*Direction:* In the entries below, find every line holding the string "个人乃至社会和自然的态度" and collect it.

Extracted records
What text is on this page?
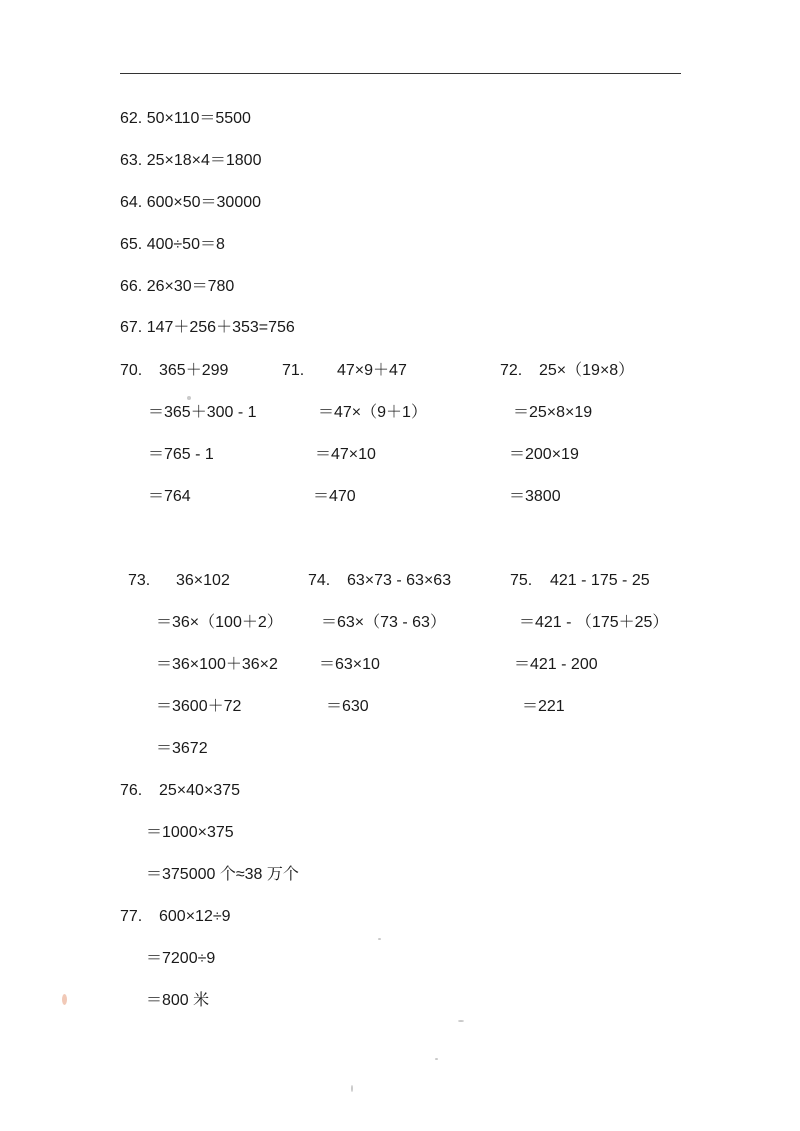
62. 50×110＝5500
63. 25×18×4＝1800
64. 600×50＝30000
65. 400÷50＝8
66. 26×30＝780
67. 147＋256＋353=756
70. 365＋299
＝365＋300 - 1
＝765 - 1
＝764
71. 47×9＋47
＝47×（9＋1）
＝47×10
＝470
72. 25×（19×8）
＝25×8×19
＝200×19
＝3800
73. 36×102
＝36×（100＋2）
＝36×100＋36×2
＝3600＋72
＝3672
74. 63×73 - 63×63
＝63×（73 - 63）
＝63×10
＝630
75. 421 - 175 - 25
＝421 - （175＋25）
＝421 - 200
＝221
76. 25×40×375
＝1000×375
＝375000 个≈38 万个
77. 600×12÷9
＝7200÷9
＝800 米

* * *

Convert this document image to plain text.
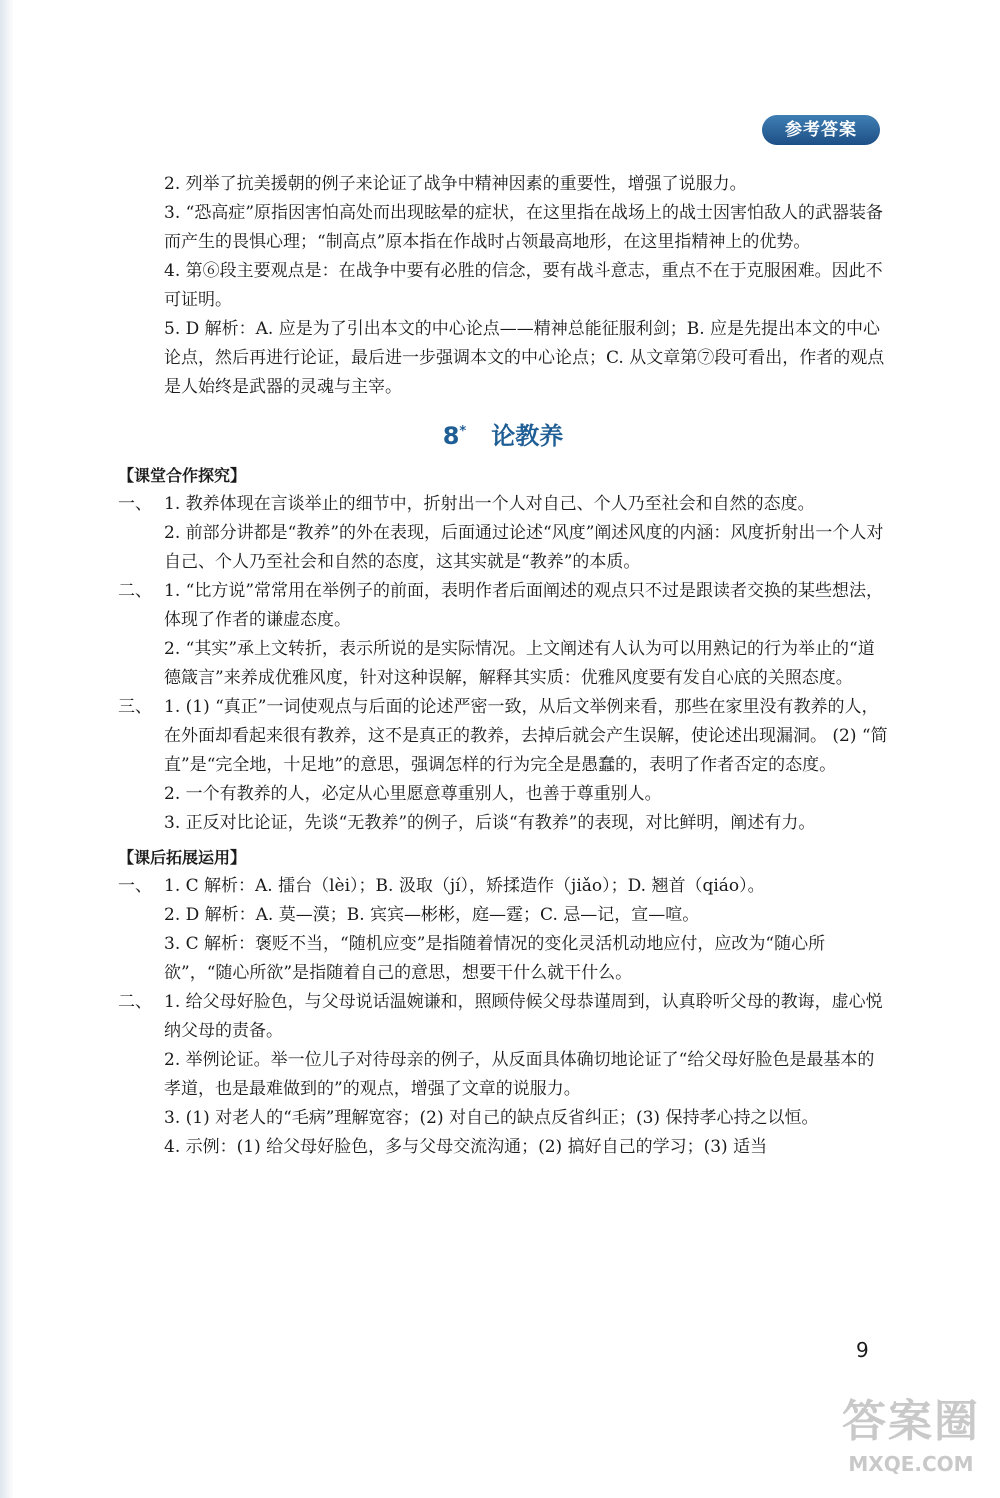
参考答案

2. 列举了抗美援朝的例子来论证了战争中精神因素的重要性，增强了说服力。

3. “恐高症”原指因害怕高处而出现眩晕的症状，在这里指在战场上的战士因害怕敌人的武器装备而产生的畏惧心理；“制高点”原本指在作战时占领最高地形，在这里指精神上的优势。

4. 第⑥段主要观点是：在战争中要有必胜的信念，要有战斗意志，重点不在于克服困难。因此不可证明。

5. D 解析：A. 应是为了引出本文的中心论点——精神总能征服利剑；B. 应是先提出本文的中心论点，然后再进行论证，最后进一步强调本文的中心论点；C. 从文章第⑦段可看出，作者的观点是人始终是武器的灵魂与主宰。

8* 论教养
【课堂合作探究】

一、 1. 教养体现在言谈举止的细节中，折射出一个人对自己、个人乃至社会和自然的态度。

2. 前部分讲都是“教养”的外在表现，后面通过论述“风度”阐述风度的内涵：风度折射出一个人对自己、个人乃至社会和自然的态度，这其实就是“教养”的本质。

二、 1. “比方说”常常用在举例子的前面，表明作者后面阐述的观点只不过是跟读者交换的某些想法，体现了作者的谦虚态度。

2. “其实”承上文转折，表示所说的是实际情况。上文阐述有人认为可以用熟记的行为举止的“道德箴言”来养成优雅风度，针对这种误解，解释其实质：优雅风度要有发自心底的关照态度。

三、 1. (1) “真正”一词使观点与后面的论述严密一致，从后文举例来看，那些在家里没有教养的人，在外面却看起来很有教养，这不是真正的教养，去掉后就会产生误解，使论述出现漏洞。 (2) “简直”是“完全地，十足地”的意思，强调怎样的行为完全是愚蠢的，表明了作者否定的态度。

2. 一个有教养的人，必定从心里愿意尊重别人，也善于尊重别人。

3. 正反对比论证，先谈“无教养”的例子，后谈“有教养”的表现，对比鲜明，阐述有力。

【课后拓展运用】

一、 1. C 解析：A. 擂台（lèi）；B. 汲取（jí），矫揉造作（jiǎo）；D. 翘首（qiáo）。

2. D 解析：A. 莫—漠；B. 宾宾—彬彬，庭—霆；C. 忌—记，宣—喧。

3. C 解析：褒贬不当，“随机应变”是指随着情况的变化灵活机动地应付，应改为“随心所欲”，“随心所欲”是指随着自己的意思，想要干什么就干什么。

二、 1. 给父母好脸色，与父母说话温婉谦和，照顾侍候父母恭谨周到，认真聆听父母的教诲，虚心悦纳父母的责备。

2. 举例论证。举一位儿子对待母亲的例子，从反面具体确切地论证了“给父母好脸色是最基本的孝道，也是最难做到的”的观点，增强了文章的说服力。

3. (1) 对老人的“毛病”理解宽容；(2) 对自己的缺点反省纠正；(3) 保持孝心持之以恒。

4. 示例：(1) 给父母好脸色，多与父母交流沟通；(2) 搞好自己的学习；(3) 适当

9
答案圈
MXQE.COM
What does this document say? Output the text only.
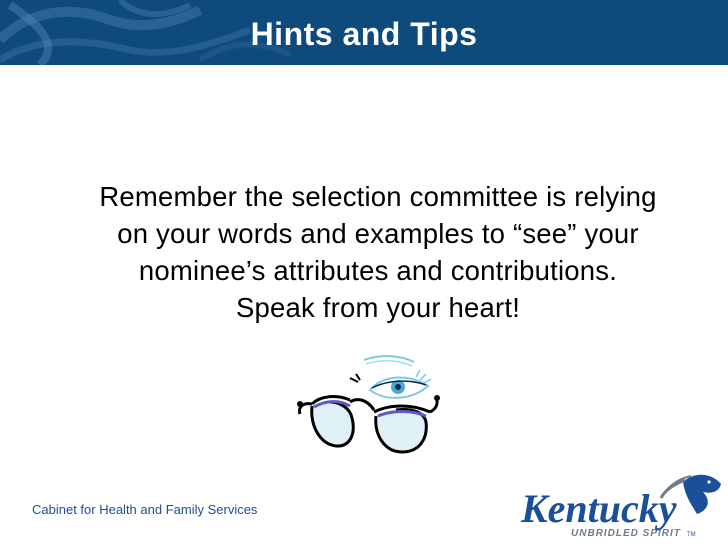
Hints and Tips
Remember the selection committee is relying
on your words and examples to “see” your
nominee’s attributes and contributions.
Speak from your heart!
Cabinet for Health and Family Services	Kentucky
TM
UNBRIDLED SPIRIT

*Completed exercise:*
一、 1. 教养体现在言谈举止的细节中，折射出一个人对自己、个人乃至社会和自然的态度。
2. 前部分讲都是“教养”的外在表现，后面通过论述“风度”阐述风度的内涵：风度折射出一个人对自己、个人乃至社会和自然的态度，这其实就是“教养”的本质。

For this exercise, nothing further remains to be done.